*BRIEF*:
Copy each line below that includes "barang".

:: ENTRIES

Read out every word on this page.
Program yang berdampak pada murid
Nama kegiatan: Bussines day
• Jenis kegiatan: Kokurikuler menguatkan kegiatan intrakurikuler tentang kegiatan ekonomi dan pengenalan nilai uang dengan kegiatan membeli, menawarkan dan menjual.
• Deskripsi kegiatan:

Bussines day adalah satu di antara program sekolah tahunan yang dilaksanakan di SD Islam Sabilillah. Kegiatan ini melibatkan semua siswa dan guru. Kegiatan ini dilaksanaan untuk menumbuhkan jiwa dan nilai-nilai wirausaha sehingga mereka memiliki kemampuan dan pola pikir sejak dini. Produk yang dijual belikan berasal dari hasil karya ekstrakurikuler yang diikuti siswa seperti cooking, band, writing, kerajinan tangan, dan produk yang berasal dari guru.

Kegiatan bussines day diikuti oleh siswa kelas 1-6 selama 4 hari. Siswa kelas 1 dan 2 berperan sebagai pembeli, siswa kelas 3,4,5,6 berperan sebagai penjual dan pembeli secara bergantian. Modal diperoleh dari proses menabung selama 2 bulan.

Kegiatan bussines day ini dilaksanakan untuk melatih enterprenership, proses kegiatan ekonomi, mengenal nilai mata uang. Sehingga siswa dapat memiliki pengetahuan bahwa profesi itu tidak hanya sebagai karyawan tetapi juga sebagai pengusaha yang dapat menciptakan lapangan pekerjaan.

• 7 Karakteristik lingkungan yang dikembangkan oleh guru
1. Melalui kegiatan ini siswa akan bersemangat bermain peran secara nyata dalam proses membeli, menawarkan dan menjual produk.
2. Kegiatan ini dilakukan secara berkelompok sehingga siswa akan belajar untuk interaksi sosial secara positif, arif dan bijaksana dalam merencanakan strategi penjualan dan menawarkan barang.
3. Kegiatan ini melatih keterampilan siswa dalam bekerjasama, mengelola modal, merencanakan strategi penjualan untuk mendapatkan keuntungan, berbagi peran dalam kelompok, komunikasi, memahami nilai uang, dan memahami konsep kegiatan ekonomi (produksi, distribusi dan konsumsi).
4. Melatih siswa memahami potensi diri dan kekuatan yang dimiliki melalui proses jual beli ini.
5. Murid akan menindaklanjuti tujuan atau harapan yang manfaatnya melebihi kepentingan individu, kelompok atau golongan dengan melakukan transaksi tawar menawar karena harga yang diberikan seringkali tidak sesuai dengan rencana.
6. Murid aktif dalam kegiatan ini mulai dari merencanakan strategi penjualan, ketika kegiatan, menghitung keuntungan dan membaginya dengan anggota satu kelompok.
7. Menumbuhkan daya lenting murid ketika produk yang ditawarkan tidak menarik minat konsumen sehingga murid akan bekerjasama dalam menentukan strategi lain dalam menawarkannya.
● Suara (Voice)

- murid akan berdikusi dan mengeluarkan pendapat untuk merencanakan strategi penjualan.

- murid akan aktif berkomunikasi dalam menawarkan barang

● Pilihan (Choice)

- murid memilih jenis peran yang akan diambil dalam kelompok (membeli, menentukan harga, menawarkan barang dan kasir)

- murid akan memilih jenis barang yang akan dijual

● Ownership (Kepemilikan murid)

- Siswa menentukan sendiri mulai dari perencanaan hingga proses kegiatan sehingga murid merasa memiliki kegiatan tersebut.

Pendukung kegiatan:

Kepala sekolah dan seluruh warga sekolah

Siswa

::::

*EXPECTED ANSWER*:
2. Kegiatan ini dilakukan secara berkelompok sehingga siswa akan belajar untuk interaksi sosial secara positif, arif dan bijaksana dalam merencanakan strategi penjualan dan menawarkan barang.
- murid akan aktif berkomunikasi dalam menawarkan barang
- murid memilih jenis peran yang akan diambil dalam kelompok (membeli, menentukan harga, menawarkan barang dan kasir)
- murid akan memilih jenis barang yang akan dijual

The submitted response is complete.